### Prompt
Repeat the full listing below verbatim and keep the images out.

### Stored entries
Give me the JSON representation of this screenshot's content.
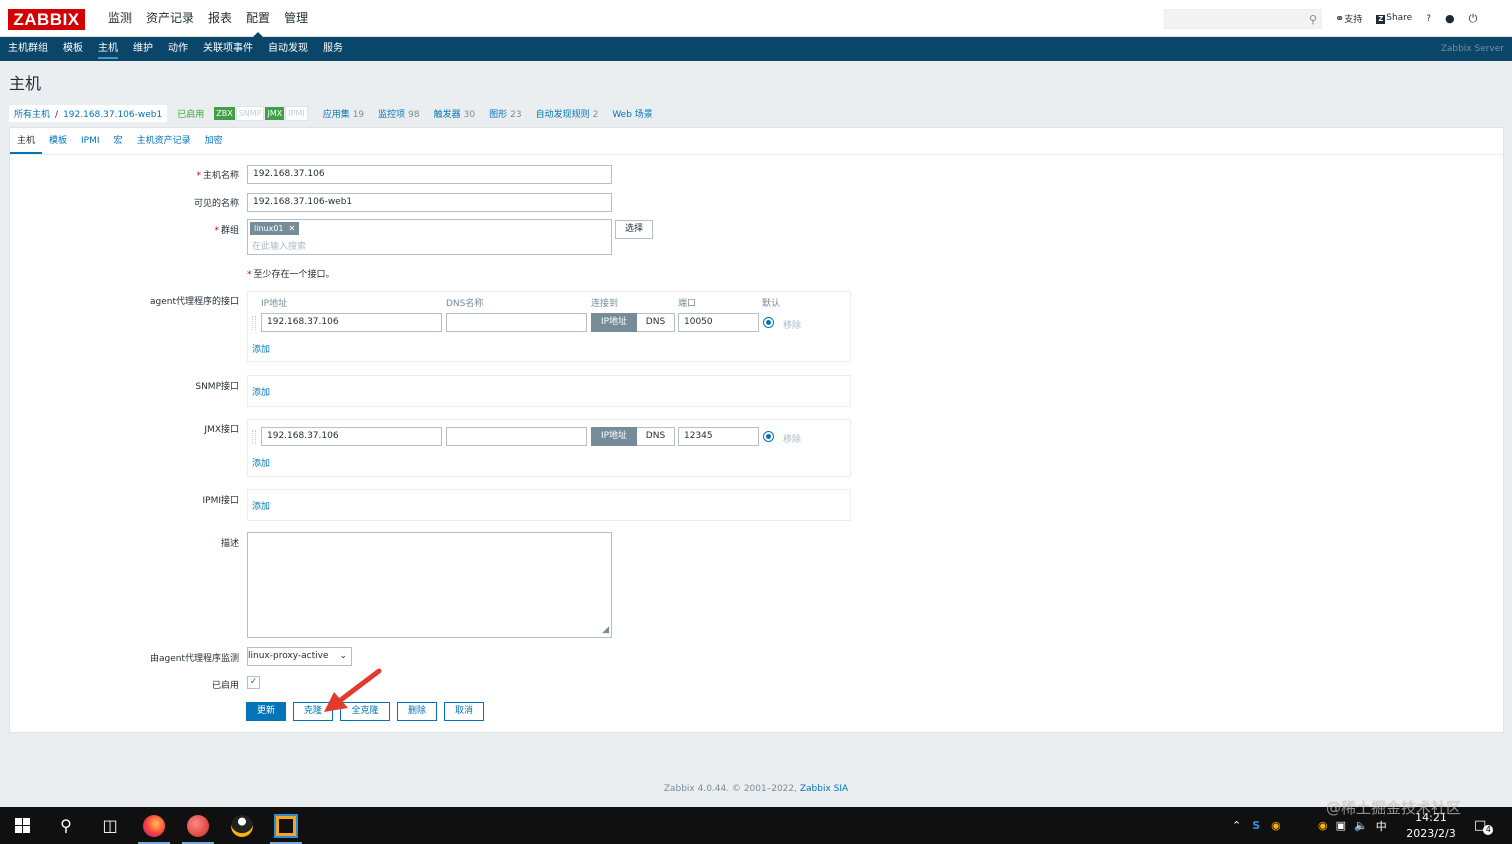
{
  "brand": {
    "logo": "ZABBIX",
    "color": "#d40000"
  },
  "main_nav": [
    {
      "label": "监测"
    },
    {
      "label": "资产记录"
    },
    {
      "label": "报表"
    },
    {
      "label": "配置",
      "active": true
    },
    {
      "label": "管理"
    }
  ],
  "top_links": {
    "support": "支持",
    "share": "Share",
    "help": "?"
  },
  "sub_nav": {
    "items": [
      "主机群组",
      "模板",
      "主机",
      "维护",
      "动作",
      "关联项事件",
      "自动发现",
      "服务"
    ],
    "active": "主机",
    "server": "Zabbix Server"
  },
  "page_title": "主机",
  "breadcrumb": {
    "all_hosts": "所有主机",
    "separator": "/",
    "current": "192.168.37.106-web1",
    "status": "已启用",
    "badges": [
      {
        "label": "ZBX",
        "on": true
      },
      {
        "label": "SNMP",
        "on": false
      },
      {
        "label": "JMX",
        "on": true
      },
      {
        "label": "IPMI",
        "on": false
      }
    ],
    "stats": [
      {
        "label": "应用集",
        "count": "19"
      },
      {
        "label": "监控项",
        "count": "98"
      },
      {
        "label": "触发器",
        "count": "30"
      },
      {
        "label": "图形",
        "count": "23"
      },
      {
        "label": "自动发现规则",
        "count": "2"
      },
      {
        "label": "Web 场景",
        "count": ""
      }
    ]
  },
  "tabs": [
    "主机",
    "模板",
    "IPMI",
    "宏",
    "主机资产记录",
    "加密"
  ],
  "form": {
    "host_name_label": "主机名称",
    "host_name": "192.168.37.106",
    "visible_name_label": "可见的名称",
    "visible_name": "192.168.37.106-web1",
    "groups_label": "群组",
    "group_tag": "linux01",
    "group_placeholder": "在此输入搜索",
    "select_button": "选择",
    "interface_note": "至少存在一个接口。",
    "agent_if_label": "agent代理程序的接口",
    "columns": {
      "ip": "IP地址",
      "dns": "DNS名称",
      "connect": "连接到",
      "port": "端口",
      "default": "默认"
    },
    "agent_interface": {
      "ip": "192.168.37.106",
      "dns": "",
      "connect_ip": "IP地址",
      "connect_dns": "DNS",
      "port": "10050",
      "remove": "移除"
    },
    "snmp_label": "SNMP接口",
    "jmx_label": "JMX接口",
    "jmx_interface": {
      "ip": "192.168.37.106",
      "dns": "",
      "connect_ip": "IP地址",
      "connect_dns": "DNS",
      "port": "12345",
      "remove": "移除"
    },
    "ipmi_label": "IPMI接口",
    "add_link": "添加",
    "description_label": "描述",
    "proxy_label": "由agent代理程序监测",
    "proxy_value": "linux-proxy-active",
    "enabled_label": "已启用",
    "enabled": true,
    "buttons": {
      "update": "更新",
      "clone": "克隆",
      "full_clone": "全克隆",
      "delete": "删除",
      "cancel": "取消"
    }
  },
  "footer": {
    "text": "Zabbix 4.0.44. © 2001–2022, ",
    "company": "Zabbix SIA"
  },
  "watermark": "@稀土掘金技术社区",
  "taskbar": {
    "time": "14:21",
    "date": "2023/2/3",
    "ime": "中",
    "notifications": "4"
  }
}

### Worked solution
Give me the JSON representation of this screenshot's content.
{
  "brand": {
    "logo": "ZABBIX",
    "color": "#d40000"
  },
  "main_nav": [
    {
      "label": "监测"
    },
    {
      "label": "资产记录"
    },
    {
      "label": "报表"
    },
    {
      "label": "配置",
      "active": true
    },
    {
      "label": "管理"
    }
  ],
  "top_links": {
    "support": "支持",
    "share": "Share",
    "help": "?"
  },
  "sub_nav": {
    "items": [
      "主机群组",
      "模板",
      "主机",
      "维护",
      "动作",
      "关联项事件",
      "自动发现",
      "服务"
    ],
    "active": "主机",
    "server": "Zabbix Server"
  },
  "page_title": "主机",
  "breadcrumb": {
    "all_hosts": "所有主机",
    "separator": "/",
    "current": "192.168.37.106-web1",
    "status": "已启用",
    "badges": [
      {
        "label": "ZBX",
        "on": true
      },
      {
        "label": "SNMP",
        "on": false
      },
      {
        "label": "JMX",
        "on": true
      },
      {
        "label": "IPMI",
        "on": false
      }
    ],
    "stats": [
      {
        "label": "应用集",
        "count": "19"
      },
      {
        "label": "监控项",
        "count": "98"
      },
      {
        "label": "触发器",
        "count": "30"
      },
      {
        "label": "图形",
        "count": "23"
      },
      {
        "label": "自动发现规则",
        "count": "2"
      },
      {
        "label": "Web 场景",
        "count": ""
      }
    ]
  },
  "tabs": [
    "主机",
    "模板",
    "IPMI",
    "宏",
    "主机资产记录",
    "加密"
  ],
  "form": {
    "host_name_label": "主机名称",
    "host_name": "192.168.37.106",
    "visible_name_label": "可见的名称",
    "visible_name": "192.168.37.106-web1",
    "groups_label": "群组",
    "group_tag": "linux01",
    "group_placeholder": "在此输入搜索",
    "select_button": "选择",
    "interface_note": "至少存在一个接口。",
    "agent_if_label": "agent代理程序的接口",
    "columns": {
      "ip": "IP地址",
      "dns": "DNS名称",
      "connect": "连接到",
      "port": "端口",
      "default": "默认"
    },
    "agent_interface": {
      "ip": "192.168.37.106",
      "dns": "",
      "connect_ip": "IP地址",
      "connect_dns": "DNS",
      "port": "10050",
      "remove": "移除"
    },
    "snmp_label": "SNMP接口",
    "jmx_label": "JMX接口",
    "jmx_interface": {
      "ip": "192.168.37.106",
      "dns": "",
      "connect_ip": "IP地址",
      "connect_dns": "DNS",
      "port": "12345",
      "remove": "移除"
    },
    "ipmi_label": "IPMI接口",
    "add_link": "添加",
    "description_label": "描述",
    "proxy_label": "由agent代理程序监测",
    "proxy_value": "linux-proxy-active",
    "enabled_label": "已启用",
    "enabled": true,
    "buttons": {
      "update": "更新",
      "clone": "克隆",
      "full_clone": "全克隆",
      "delete": "删除",
      "cancel": "取消"
    }
  },
  "footer": {
    "text": "Zabbix 4.0.44. © 2001–2022, ",
    "company": "Zabbix SIA"
  },
  "watermark": "@稀土掘金技术社区",
  "taskbar": {
    "time": "14:21",
    "date": "2023/2/3",
    "ime": "中",
    "notifications": "4"
  }
}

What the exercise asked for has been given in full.